Directions for this task:
Filter the lines below, copying only those with the string "GROUND".
·····
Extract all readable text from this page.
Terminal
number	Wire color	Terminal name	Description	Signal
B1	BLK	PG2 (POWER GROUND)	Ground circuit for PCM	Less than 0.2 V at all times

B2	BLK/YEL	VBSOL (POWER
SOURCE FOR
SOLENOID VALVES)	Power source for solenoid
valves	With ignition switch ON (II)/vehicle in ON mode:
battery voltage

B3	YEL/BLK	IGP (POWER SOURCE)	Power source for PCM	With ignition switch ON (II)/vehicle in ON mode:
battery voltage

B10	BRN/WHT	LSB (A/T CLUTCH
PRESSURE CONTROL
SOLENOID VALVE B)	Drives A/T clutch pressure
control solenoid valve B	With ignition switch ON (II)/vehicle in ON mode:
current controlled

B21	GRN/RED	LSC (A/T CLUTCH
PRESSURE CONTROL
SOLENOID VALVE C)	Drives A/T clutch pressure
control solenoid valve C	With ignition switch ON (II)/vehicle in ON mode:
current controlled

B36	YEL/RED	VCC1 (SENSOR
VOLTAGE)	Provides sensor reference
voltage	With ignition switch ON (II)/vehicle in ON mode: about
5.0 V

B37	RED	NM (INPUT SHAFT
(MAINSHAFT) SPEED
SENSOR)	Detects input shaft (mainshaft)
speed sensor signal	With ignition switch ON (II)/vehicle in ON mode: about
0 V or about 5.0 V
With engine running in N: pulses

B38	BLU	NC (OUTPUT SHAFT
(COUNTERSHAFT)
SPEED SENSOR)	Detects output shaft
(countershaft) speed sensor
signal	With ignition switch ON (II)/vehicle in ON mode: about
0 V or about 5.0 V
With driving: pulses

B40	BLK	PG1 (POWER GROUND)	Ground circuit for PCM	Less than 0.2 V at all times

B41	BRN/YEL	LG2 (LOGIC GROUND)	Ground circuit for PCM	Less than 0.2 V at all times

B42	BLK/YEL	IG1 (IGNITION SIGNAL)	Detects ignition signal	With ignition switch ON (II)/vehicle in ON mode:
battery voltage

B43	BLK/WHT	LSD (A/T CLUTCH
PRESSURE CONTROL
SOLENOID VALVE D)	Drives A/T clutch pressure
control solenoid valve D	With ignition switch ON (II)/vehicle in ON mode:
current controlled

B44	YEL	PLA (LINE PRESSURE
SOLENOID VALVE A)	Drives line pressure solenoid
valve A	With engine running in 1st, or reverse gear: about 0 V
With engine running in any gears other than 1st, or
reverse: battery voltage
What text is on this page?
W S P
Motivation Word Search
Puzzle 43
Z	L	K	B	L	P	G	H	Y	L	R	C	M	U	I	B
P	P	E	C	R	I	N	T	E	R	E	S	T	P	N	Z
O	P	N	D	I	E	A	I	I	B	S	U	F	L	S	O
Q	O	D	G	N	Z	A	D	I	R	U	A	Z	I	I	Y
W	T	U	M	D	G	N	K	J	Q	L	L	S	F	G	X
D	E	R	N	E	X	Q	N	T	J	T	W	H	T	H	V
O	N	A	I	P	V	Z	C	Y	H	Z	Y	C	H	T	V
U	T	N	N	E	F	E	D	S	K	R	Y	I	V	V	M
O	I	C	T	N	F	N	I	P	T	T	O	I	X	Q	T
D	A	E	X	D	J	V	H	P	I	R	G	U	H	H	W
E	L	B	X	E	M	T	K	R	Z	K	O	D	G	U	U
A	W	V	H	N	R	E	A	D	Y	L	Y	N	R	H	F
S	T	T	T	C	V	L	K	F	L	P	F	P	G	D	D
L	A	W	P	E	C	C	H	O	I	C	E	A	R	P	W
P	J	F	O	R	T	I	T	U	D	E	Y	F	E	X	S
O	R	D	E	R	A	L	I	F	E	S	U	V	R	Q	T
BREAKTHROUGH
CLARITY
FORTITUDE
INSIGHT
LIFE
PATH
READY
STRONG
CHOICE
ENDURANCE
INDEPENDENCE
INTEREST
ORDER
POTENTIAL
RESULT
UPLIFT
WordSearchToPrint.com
·····
Correct output:
B1	BLK	PG2 (POWER GROUND)	Ground circuit for PCM	Less than 0.2 V at all times
B40	BLK	PG1 (POWER GROUND)	Ground circuit for PCM	Less than 0.2 V at all times
B41	BRN/YEL	LG2 (LOGIC GROUND)	Ground circuit for PCM	Less than 0.2 V at all times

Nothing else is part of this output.